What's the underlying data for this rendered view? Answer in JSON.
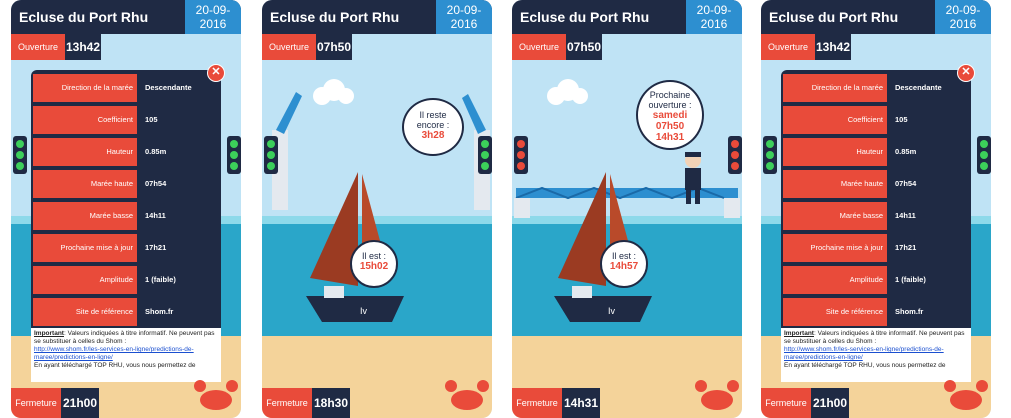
{
  "screens": [
    {
      "title": "Ecluse du Port Rhu",
      "date_line1": "20-09-",
      "date_line2": "2016",
      "open_label": "Ouverture",
      "open_time": "13h42",
      "close_label": "Fermeture",
      "close_time": "21h00",
      "info": {
        "rows": [
          {
            "label": "Direction de la marée",
            "value": "Descendante"
          },
          {
            "label": "Coefficient",
            "value": "105"
          },
          {
            "label": "Hauteur",
            "value": "0.85m"
          },
          {
            "label": "Marée haute",
            "value": "07h54"
          },
          {
            "label": "Marée basse",
            "value": "14h11"
          },
          {
            "label": "Prochaine mise à jour",
            "value": "17h21"
          },
          {
            "label": "Amplitude",
            "value": "1 (faible)"
          },
          {
            "label": "Site de référence",
            "value": "Shom.fr"
          }
        ],
        "note_strong": "Important",
        "note_text": ": Valeurs indiquées à titre informatif. Ne peuvent pas se substituer à celles du Shom :",
        "note_link": "http://www.shom.fr/les-services-en-ligne/predictions-de-maree/predictions-en-ligne/",
        "note_more": "En ayant téléchargé TOP RHU, vous nous permettez de",
        "close_symbol": "✕"
      }
    },
    {
      "title": "Ecluse du Port Rhu",
      "date_line1": "20-09-",
      "date_line2": "2016",
      "open_label": "Ouverture",
      "open_time": "07h50",
      "close_label": "Fermeture",
      "close_time": "18h30",
      "bubble_top_line1": "Il reste",
      "bubble_top_line2": "encore :",
      "bubble_top_highlight": "3h28",
      "bubble_boat_line1": "Il est :",
      "bubble_boat_highlight": "15h02"
    },
    {
      "title": "Ecluse du Port Rhu",
      "date_line1": "20-09-",
      "date_line2": "2016",
      "open_label": "Ouverture",
      "open_time": "07h50",
      "close_label": "Fermeture",
      "close_time": "14h31",
      "bubble_top_line1": "Prochaine",
      "bubble_top_line2": "ouverture :",
      "bubble_top_highlight1": "samedi",
      "bubble_top_highlight2": "07h50",
      "bubble_top_highlight3": "14h31",
      "bubble_boat_line1": "Il est :",
      "bubble_boat_highlight": "14h57"
    },
    {
      "title": "Ecluse du Port Rhu",
      "date_line1": "20-09-",
      "date_line2": "2016",
      "open_label": "Ouverture",
      "open_time": "13h42",
      "close_label": "Fermeture",
      "close_time": "21h00",
      "info": {
        "rows": [
          {
            "label": "Direction de la marée",
            "value": "Descendante"
          },
          {
            "label": "Coefficient",
            "value": "105"
          },
          {
            "label": "Hauteur",
            "value": "0.85m"
          },
          {
            "label": "Marée haute",
            "value": "07h54"
          },
          {
            "label": "Marée basse",
            "value": "14h11"
          },
          {
            "label": "Prochaine mise à jour",
            "value": "17h21"
          },
          {
            "label": "Amplitude",
            "value": "1 (faible)"
          },
          {
            "label": "Site de référence",
            "value": "Shom.fr"
          }
        ],
        "note_strong": "Important",
        "note_text": ": Valeurs indiquées à titre informatif. Ne peuvent pas se substituer à celles du Shom :",
        "note_link": "http://www.shom.fr/les-services-en-ligne/predictions-de-maree/predictions-en-ligne/",
        "note_more": "En ayant téléchargé TOP RHU, vous nous permettez de",
        "close_symbol": "✕"
      }
    }
  ],
  "boat_text": "Iv",
  "colors": {
    "navy": "#1f2a44",
    "red": "#e94b3a",
    "blue": "#2d8fd0",
    "sky": "#bfe3f5",
    "sea": "#2aa6c9",
    "sand": "#f4d39a",
    "light_green": "#3ccf5a",
    "light_red": "#e94b3a"
  }
}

——

## TASK TO CARRY OUT
In your copy, leave out the pictures and reproduce the material above exactly.

## EXERCISE RESULT
What's the underlying data for this rendered view? Answer in JSON.
{
  "screens": [
    {
      "title": "Ecluse du Port Rhu",
      "date_line1": "20-09-",
      "date_line2": "2016",
      "open_label": "Ouverture",
      "open_time": "13h42",
      "close_label": "Fermeture",
      "close_time": "21h00",
      "info": {
        "rows": [
          {
            "label": "Direction de la marée",
            "value": "Descendante"
          },
          {
            "label": "Coefficient",
            "value": "105"
          },
          {
            "label": "Hauteur",
            "value": "0.85m"
          },
          {
            "label": "Marée haute",
            "value": "07h54"
          },
          {
            "label": "Marée basse",
            "value": "14h11"
          },
          {
            "label": "Prochaine mise à jour",
            "value": "17h21"
          },
          {
            "label": "Amplitude",
            "value": "1 (faible)"
          },
          {
            "label": "Site de référence",
            "value": "Shom.fr"
          }
        ],
        "note_strong": "Important",
        "note_text": ": Valeurs indiquées à titre informatif. Ne peuvent pas se substituer à celles du Shom :",
        "note_link": "http://www.shom.fr/les-services-en-ligne/predictions-de-maree/predictions-en-ligne/",
        "note_more": "En ayant téléchargé TOP RHU, vous nous permettez de",
        "close_symbol": "✕"
      }
    },
    {
      "title": "Ecluse du Port Rhu",
      "date_line1": "20-09-",
      "date_line2": "2016",
      "open_label": "Ouverture",
      "open_time": "07h50",
      "close_label": "Fermeture",
      "close_time": "18h30",
      "bubble_top_line1": "Il reste",
      "bubble_top_line2": "encore :",
      "bubble_top_highlight": "3h28",
      "bubble_boat_line1": "Il est :",
      "bubble_boat_highlight": "15h02"
    },
    {
      "title": "Ecluse du Port Rhu",
      "date_line1": "20-09-",
      "date_line2": "2016",
      "open_label": "Ouverture",
      "open_time": "07h50",
      "close_label": "Fermeture",
      "close_time": "14h31",
      "bubble_top_line1": "Prochaine",
      "bubble_top_line2": "ouverture :",
      "bubble_top_highlight1": "samedi",
      "bubble_top_highlight2": "07h50",
      "bubble_top_highlight3": "14h31",
      "bubble_boat_line1": "Il est :",
      "bubble_boat_highlight": "14h57"
    },
    {
      "title": "Ecluse du Port Rhu",
      "date_line1": "20-09-",
      "date_line2": "2016",
      "open_label": "Ouverture",
      "open_time": "13h42",
      "close_label": "Fermeture",
      "close_time": "21h00",
      "info": {
        "rows": [
          {
            "label": "Direction de la marée",
            "value": "Descendante"
          },
          {
            "label": "Coefficient",
            "value": "105"
          },
          {
            "label": "Hauteur",
            "value": "0.85m"
          },
          {
            "label": "Marée haute",
            "value": "07h54"
          },
          {
            "label": "Marée basse",
            "value": "14h11"
          },
          {
            "label": "Prochaine mise à jour",
            "value": "17h21"
          },
          {
            "label": "Amplitude",
            "value": "1 (faible)"
          },
          {
            "label": "Site de référence",
            "value": "Shom.fr"
          }
        ],
        "note_strong": "Important",
        "note_text": ": Valeurs indiquées à titre informatif. Ne peuvent pas se substituer à celles du Shom :",
        "note_link": "http://www.shom.fr/les-services-en-ligne/predictions-de-maree/predictions-en-ligne/",
        "note_more": "En ayant téléchargé TOP RHU, vous nous permettez de",
        "close_symbol": "✕"
      }
    }
  ],
  "boat_text": "Iv",
  "colors": {
    "navy": "#1f2a44",
    "red": "#e94b3a",
    "blue": "#2d8fd0",
    "sky": "#bfe3f5",
    "sea": "#2aa6c9",
    "sand": "#f4d39a",
    "light_green": "#3ccf5a",
    "light_red": "#e94b3a"
  }
}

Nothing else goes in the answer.